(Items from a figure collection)
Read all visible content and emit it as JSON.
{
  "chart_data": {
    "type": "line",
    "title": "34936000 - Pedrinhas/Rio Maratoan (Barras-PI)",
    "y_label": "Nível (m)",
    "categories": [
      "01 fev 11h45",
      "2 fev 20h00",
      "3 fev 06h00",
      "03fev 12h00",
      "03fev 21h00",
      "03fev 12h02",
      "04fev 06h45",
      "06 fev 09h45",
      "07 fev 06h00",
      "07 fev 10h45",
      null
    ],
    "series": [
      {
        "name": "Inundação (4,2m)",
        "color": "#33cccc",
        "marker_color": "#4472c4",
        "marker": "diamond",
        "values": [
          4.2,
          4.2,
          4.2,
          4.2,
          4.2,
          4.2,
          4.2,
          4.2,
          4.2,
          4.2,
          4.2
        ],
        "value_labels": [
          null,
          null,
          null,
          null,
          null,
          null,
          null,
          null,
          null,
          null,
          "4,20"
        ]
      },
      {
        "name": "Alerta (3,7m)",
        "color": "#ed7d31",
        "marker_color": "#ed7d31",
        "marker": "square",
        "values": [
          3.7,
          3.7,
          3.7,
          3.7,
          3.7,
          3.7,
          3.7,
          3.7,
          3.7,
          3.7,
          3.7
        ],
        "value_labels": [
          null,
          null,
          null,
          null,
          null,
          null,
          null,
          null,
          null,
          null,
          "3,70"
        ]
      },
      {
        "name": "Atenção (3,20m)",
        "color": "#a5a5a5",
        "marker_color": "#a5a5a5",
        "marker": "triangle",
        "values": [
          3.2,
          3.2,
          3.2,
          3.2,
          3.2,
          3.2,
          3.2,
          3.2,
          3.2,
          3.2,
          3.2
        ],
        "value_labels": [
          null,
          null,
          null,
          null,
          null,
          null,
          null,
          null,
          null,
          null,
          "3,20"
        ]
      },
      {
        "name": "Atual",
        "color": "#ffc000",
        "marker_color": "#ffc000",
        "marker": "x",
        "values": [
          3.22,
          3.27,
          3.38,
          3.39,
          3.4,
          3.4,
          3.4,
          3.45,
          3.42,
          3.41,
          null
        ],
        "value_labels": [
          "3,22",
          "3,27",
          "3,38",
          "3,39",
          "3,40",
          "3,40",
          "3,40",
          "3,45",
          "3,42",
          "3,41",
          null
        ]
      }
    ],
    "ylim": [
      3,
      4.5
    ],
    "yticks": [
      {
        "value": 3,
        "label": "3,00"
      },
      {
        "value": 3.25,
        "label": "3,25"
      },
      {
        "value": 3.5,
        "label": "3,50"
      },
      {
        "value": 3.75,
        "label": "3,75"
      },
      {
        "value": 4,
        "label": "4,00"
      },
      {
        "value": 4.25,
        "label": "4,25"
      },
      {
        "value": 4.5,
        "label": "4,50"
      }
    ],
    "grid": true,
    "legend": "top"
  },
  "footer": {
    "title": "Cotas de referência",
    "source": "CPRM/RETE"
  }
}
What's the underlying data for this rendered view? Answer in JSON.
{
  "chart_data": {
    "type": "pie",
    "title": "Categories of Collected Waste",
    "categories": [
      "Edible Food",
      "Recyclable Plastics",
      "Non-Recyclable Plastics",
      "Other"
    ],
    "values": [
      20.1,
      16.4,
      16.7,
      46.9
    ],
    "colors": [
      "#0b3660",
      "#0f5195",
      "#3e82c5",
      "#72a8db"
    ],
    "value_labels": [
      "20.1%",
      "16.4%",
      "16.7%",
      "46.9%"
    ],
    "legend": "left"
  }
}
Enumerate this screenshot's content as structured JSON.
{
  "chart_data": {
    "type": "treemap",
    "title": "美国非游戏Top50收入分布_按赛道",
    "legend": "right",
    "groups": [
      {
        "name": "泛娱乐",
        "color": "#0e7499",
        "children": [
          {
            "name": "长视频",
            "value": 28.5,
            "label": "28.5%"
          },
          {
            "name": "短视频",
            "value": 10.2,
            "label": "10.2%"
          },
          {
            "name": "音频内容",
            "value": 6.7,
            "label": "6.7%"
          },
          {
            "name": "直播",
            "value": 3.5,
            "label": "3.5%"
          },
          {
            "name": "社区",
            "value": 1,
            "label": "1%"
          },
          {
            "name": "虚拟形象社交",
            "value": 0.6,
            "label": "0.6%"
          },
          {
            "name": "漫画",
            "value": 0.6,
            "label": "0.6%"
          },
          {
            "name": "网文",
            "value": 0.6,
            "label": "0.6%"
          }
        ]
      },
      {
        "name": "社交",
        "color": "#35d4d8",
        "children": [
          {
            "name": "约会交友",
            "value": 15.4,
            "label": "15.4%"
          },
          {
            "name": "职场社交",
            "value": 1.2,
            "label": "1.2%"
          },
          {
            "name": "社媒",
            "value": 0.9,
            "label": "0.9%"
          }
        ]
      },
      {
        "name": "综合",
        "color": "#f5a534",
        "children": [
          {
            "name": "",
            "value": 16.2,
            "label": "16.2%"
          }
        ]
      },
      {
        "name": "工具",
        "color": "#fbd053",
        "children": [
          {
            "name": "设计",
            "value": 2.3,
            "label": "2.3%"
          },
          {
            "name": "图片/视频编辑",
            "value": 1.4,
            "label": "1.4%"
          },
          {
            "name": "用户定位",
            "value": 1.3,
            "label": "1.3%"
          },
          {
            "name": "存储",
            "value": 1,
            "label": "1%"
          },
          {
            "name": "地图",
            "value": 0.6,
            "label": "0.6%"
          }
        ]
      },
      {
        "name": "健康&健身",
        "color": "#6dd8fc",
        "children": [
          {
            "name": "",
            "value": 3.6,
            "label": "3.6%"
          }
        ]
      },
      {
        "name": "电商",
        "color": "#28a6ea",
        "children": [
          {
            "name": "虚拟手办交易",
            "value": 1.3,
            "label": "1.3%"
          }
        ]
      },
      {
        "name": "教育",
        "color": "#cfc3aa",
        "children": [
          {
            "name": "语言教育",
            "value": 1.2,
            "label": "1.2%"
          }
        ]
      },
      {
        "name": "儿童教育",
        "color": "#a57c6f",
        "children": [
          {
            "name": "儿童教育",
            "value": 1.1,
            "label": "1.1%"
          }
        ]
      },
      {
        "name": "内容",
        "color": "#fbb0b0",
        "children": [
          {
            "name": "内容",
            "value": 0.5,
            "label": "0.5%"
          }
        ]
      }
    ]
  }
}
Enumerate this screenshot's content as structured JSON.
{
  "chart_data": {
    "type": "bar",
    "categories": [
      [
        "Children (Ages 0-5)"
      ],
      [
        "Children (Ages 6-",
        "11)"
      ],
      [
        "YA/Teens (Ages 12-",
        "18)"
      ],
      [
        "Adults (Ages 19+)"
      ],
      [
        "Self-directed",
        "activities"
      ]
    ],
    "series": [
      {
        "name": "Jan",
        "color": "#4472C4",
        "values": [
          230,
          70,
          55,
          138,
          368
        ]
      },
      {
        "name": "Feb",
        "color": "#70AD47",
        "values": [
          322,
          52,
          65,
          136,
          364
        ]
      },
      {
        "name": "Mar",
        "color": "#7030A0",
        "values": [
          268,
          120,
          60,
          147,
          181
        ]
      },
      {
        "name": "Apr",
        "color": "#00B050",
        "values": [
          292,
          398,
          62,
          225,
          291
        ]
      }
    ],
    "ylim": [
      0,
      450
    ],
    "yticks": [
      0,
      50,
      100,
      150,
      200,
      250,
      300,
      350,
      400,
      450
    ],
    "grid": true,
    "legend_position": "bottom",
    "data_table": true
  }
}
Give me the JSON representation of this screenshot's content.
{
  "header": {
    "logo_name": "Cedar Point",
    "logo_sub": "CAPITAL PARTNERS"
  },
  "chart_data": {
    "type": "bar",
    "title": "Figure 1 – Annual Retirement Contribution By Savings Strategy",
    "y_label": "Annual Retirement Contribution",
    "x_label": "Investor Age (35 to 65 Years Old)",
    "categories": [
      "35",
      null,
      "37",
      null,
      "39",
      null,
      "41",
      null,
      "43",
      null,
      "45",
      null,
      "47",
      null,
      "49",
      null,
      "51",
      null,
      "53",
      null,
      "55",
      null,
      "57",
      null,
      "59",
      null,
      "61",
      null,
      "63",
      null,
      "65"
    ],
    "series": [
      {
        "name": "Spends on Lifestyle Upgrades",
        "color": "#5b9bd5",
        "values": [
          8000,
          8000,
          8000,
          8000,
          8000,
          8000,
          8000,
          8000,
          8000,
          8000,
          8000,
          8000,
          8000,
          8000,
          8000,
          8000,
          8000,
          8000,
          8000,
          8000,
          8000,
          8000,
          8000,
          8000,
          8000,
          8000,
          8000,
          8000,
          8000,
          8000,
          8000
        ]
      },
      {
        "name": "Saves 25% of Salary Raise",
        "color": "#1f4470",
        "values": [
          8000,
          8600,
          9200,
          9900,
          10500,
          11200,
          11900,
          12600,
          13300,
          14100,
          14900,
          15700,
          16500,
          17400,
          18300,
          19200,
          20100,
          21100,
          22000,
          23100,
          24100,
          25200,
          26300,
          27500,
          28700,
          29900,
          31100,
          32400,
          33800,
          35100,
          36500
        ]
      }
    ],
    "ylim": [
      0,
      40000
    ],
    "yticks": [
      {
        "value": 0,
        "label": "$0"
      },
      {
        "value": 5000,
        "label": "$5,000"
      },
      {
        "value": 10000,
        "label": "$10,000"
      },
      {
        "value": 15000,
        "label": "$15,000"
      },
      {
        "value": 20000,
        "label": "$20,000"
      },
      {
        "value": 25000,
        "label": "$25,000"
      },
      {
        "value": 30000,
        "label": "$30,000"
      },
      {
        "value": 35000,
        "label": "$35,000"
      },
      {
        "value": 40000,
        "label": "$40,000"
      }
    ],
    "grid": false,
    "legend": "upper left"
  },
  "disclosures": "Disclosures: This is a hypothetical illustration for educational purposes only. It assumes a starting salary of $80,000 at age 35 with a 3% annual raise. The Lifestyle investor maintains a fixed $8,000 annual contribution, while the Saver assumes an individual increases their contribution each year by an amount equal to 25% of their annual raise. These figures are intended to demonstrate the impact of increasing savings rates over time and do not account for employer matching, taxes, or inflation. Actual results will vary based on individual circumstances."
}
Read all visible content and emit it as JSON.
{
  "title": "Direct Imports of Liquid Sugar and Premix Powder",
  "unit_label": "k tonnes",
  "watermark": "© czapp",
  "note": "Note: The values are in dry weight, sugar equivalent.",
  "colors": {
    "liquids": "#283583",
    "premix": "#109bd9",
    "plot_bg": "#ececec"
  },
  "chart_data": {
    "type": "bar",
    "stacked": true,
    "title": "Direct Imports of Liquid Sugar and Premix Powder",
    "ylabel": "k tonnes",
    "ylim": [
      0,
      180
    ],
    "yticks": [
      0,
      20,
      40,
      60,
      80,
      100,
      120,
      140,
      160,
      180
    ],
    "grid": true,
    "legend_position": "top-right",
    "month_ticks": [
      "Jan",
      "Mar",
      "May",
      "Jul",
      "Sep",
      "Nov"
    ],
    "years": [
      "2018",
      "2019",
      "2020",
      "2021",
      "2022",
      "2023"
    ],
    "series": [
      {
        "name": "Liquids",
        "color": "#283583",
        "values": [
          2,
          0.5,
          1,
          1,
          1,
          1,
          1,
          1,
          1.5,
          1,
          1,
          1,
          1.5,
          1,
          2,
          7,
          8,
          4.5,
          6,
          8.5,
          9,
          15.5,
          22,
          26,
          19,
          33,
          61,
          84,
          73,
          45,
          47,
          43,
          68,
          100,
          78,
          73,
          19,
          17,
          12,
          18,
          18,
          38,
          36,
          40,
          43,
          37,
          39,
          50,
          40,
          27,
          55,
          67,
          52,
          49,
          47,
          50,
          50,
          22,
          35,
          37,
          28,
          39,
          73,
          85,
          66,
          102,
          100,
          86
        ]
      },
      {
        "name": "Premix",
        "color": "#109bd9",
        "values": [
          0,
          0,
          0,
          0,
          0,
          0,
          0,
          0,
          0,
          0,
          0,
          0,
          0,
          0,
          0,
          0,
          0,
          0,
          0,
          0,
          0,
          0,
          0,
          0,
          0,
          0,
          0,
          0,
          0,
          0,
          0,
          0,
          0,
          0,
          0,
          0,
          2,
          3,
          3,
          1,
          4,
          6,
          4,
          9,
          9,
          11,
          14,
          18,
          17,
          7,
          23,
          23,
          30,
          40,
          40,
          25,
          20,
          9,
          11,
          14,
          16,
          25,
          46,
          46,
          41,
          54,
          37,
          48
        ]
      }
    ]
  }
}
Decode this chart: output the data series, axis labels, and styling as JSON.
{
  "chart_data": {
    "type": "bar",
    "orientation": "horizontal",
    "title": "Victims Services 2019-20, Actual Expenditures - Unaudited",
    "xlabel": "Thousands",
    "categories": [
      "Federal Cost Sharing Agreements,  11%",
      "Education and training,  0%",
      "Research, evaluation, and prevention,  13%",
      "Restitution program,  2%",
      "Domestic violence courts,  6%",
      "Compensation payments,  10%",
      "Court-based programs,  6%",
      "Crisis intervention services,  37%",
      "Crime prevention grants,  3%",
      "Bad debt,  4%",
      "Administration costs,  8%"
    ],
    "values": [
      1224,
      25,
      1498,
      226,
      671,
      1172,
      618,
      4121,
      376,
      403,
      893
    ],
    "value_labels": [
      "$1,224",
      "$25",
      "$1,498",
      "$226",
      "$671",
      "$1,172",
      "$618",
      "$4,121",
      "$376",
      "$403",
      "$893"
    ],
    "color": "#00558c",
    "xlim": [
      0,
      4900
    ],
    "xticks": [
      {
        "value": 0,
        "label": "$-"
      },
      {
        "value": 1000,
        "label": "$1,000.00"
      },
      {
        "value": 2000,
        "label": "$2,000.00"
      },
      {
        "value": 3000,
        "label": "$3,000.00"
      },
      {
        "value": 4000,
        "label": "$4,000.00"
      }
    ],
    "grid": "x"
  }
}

**DO THIS:**
Return all lines containing "Lifestyle".

**RESPONSE TO THIS TASK:**
        "name": "Spends on Lifestyle Upgrades",
  "disclosures": "Disclosures: This is a hypothetical illustration for educational purposes only. It assumes a starting salary of $80,000 at age 35 with a 3% annual raise. The Lifestyle investor maintains a fixed $8,000 annual contribution, while the Saver assumes an individual increases their contribution each year by an amount equal to 25% of their annual raise. These figures are intended to demonstrate the impact of increasing savings rates over time and do not account for employer matching, taxes, or inflation. Actual results will vary based on individual circumstances."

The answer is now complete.